Would you quote every entry exactly, dropping only the pictures?

• _Provided data_
.....

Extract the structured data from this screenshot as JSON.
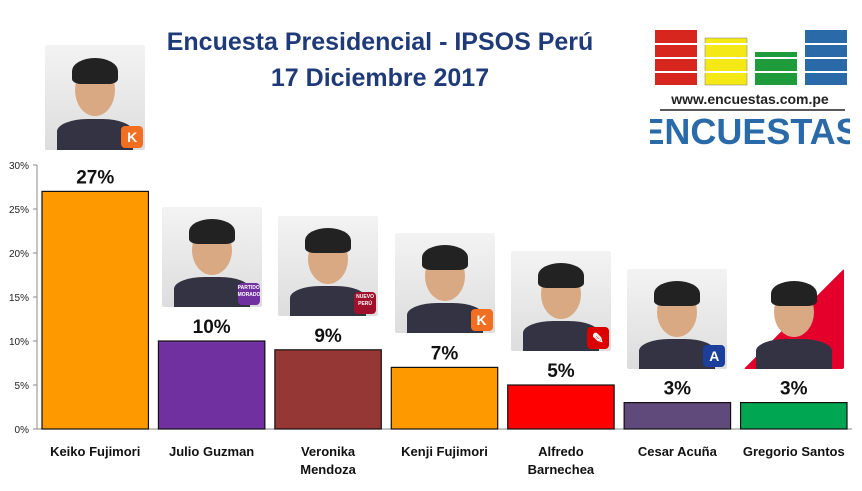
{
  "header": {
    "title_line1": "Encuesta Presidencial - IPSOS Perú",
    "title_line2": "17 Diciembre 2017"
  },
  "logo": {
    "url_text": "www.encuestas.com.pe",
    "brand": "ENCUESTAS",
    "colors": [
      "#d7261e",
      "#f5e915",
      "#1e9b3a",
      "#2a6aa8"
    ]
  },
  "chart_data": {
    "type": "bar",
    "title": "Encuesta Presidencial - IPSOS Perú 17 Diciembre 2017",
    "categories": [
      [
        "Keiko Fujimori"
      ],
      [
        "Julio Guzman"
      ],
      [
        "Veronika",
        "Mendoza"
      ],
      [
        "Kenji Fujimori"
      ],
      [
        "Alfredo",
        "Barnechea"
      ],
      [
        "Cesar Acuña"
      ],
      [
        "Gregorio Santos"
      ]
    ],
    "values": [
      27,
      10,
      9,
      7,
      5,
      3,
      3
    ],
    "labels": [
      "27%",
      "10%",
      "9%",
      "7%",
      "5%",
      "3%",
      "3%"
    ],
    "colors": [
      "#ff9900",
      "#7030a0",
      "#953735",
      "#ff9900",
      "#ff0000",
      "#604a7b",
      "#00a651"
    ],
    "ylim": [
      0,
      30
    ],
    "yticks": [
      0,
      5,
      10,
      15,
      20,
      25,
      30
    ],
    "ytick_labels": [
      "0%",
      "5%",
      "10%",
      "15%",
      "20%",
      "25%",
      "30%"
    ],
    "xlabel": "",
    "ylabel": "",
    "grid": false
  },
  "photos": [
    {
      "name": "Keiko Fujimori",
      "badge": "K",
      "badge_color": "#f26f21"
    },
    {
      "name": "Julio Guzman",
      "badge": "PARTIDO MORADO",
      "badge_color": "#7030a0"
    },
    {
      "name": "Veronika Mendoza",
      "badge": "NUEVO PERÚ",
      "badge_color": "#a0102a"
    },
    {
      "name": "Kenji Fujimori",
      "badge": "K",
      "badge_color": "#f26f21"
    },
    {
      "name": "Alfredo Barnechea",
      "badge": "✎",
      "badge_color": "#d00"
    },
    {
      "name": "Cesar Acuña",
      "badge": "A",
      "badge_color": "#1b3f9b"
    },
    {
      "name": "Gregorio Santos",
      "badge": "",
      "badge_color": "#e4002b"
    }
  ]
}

.....

• _Reply_
Extract the structured data from this screenshot as JSON.
{
  "header": {
    "title_line1": "Encuesta Presidencial - IPSOS Perú",
    "title_line2": "17 Diciembre 2017"
  },
  "logo": {
    "url_text": "www.encuestas.com.pe",
    "brand": "ENCUESTAS",
    "colors": [
      "#d7261e",
      "#f5e915",
      "#1e9b3a",
      "#2a6aa8"
    ]
  },
  "chart_data": {
    "type": "bar",
    "title": "Encuesta Presidencial - IPSOS Perú 17 Diciembre 2017",
    "categories": [
      [
        "Keiko Fujimori"
      ],
      [
        "Julio Guzman"
      ],
      [
        "Veronika",
        "Mendoza"
      ],
      [
        "Kenji Fujimori"
      ],
      [
        "Alfredo",
        "Barnechea"
      ],
      [
        "Cesar Acuña"
      ],
      [
        "Gregorio Santos"
      ]
    ],
    "values": [
      27,
      10,
      9,
      7,
      5,
      3,
      3
    ],
    "labels": [
      "27%",
      "10%",
      "9%",
      "7%",
      "5%",
      "3%",
      "3%"
    ],
    "colors": [
      "#ff9900",
      "#7030a0",
      "#953735",
      "#ff9900",
      "#ff0000",
      "#604a7b",
      "#00a651"
    ],
    "ylim": [
      0,
      30
    ],
    "yticks": [
      0,
      5,
      10,
      15,
      20,
      25,
      30
    ],
    "ytick_labels": [
      "0%",
      "5%",
      "10%",
      "15%",
      "20%",
      "25%",
      "30%"
    ],
    "xlabel": "",
    "ylabel": "",
    "grid": false
  },
  "photos": [
    {
      "name": "Keiko Fujimori",
      "badge": "K",
      "badge_color": "#f26f21"
    },
    {
      "name": "Julio Guzman",
      "badge": "PARTIDO MORADO",
      "badge_color": "#7030a0"
    },
    {
      "name": "Veronika Mendoza",
      "badge": "NUEVO PERÚ",
      "badge_color": "#a0102a"
    },
    {
      "name": "Kenji Fujimori",
      "badge": "K",
      "badge_color": "#f26f21"
    },
    {
      "name": "Alfredo Barnechea",
      "badge": "✎",
      "badge_color": "#d00"
    },
    {
      "name": "Cesar Acuña",
      "badge": "A",
      "badge_color": "#1b3f9b"
    },
    {
      "name": "Gregorio Santos",
      "badge": "",
      "badge_color": "#e4002b"
    }
  ]
}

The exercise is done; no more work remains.